EXERCISE DETAILS => Quote the listing below in its entirety.

MATERIAL PROVIDED =>
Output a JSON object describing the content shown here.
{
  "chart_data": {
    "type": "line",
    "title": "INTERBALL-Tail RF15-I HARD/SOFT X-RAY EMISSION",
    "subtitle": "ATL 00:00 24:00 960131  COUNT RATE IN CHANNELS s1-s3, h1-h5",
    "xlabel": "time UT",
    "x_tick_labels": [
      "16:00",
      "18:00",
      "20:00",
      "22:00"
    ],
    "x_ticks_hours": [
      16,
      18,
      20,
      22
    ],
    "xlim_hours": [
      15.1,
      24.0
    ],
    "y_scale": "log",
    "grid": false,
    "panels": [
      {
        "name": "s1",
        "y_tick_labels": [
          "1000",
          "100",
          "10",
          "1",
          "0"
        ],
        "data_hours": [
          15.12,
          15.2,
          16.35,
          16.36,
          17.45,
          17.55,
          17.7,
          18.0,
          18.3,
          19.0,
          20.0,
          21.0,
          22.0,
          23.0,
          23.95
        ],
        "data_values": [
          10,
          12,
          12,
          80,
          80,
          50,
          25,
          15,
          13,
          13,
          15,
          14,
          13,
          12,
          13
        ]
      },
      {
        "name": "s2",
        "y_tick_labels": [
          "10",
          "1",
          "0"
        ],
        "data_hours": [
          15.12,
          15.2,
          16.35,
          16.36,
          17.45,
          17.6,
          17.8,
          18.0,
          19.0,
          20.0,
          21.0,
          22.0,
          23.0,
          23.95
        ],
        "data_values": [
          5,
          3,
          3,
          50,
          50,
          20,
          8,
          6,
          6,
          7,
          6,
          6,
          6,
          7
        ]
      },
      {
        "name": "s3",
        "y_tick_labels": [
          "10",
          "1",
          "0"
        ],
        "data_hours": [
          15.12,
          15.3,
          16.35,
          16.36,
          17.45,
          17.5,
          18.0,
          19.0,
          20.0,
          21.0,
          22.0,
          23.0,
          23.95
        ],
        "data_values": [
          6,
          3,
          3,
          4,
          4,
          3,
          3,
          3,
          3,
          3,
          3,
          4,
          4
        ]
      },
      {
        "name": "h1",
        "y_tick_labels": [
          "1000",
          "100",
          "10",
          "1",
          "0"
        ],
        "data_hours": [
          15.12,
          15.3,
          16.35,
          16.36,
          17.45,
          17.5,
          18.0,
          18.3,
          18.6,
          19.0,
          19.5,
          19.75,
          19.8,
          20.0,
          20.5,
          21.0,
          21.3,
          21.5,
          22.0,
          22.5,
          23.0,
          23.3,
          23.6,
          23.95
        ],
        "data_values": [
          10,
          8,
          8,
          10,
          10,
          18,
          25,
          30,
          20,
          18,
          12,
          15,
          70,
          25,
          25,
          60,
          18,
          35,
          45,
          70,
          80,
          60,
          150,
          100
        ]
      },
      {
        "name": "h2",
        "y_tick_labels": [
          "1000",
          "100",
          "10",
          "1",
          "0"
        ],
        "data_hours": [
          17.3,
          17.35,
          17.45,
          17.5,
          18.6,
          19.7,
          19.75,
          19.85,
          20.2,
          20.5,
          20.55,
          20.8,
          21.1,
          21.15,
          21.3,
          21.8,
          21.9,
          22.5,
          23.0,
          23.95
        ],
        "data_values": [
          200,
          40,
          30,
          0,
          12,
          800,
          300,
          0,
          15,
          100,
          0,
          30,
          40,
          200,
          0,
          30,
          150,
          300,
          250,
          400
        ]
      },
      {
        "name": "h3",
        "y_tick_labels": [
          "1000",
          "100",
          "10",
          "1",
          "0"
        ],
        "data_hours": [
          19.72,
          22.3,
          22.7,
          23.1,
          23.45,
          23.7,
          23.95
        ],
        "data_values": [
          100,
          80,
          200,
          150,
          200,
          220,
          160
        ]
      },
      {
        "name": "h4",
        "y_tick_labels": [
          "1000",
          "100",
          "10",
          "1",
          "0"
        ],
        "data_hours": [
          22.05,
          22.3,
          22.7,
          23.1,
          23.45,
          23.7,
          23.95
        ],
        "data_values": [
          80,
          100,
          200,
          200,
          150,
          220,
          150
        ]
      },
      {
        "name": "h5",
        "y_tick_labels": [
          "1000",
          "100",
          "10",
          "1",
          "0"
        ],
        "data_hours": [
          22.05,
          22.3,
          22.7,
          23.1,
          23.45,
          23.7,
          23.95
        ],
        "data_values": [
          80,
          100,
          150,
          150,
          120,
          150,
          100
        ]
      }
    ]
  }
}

COMPLETE ANSWER =>
Output a JSON object describing the content shown here.
{
  "chart_data": {
    "type": "line",
    "title": "INTERBALL-Tail RF15-I HARD/SOFT X-RAY EMISSION",
    "subtitle": "ATL 00:00 24:00 960131  COUNT RATE IN CHANNELS s1-s3, h1-h5",
    "xlabel": "time UT",
    "x_tick_labels": [
      "16:00",
      "18:00",
      "20:00",
      "22:00"
    ],
    "x_ticks_hours": [
      16,
      18,
      20,
      22
    ],
    "xlim_hours": [
      15.1,
      24.0
    ],
    "y_scale": "log",
    "grid": false,
    "panels": [
      {
        "name": "s1",
        "y_tick_labels": [
          "1000",
          "100",
          "10",
          "1",
          "0"
        ],
        "data_hours": [
          15.12,
          15.2,
          16.35,
          16.36,
          17.45,
          17.55,
          17.7,
          18.0,
          18.3,
          19.0,
          20.0,
          21.0,
          22.0,
          23.0,
          23.95
        ],
        "data_values": [
          10,
          12,
          12,
          80,
          80,
          50,
          25,
          15,
          13,
          13,
          15,
          14,
          13,
          12,
          13
        ]
      },
      {
        "name": "s2",
        "y_tick_labels": [
          "10",
          "1",
          "0"
        ],
        "data_hours": [
          15.12,
          15.2,
          16.35,
          16.36,
          17.45,
          17.6,
          17.8,
          18.0,
          19.0,
          20.0,
          21.0,
          22.0,
          23.0,
          23.95
        ],
        "data_values": [
          5,
          3,
          3,
          50,
          50,
          20,
          8,
          6,
          6,
          7,
          6,
          6,
          6,
          7
        ]
      },
      {
        "name": "s3",
        "y_tick_labels": [
          "10",
          "1",
          "0"
        ],
        "data_hours": [
          15.12,
          15.3,
          16.35,
          16.36,
          17.45,
          17.5,
          18.0,
          19.0,
          20.0,
          21.0,
          22.0,
          23.0,
          23.95
        ],
        "data_values": [
          6,
          3,
          3,
          4,
          4,
          3,
          3,
          3,
          3,
          3,
          3,
          4,
          4
        ]
      },
      {
        "name": "h1",
        "y_tick_labels": [
          "1000",
          "100",
          "10",
          "1",
          "0"
        ],
        "data_hours": [
          15.12,
          15.3,
          16.35,
          16.36,
          17.45,
          17.5,
          18.0,
          18.3,
          18.6,
          19.0,
          19.5,
          19.75,
          19.8,
          20.0,
          20.5,
          21.0,
          21.3,
          21.5,
          22.0,
          22.5,
          23.0,
          23.3,
          23.6,
          23.95
        ],
        "data_values": [
          10,
          8,
          8,
          10,
          10,
          18,
          25,
          30,
          20,
          18,
          12,
          15,
          70,
          25,
          25,
          60,
          18,
          35,
          45,
          70,
          80,
          60,
          150,
          100
        ]
      },
      {
        "name": "h2",
        "y_tick_labels": [
          "1000",
          "100",
          "10",
          "1",
          "0"
        ],
        "data_hours": [
          17.3,
          17.35,
          17.45,
          17.5,
          18.6,
          19.7,
          19.75,
          19.85,
          20.2,
          20.5,
          20.55,
          20.8,
          21.1,
          21.15,
          21.3,
          21.8,
          21.9,
          22.5,
          23.0,
          23.95
        ],
        "data_values": [
          200,
          40,
          30,
          0,
          12,
          800,
          300,
          0,
          15,
          100,
          0,
          30,
          40,
          200,
          0,
          30,
          150,
          300,
          250,
          400
        ]
      },
      {
        "name": "h3",
        "y_tick_labels": [
          "1000",
          "100",
          "10",
          "1",
          "0"
        ],
        "data_hours": [
          19.72,
          22.3,
          22.7,
          23.1,
          23.45,
          23.7,
          23.95
        ],
        "data_values": [
          100,
          80,
          200,
          150,
          200,
          220,
          160
        ]
      },
      {
        "name": "h4",
        "y_tick_labels": [
          "1000",
          "100",
          "10",
          "1",
          "0"
        ],
        "data_hours": [
          22.05,
          22.3,
          22.7,
          23.1,
          23.45,
          23.7,
          23.95
        ],
        "data_values": [
          80,
          100,
          200,
          200,
          150,
          220,
          150
        ]
      },
      {
        "name": "h5",
        "y_tick_labels": [
          "1000",
          "100",
          "10",
          "1",
          "0"
        ],
        "data_hours": [
          22.05,
          22.3,
          22.7,
          23.1,
          23.45,
          23.7,
          23.95
        ],
        "data_values": [
          80,
          100,
          150,
          150,
          120,
          150,
          100
        ]
      }
    ]
  }
}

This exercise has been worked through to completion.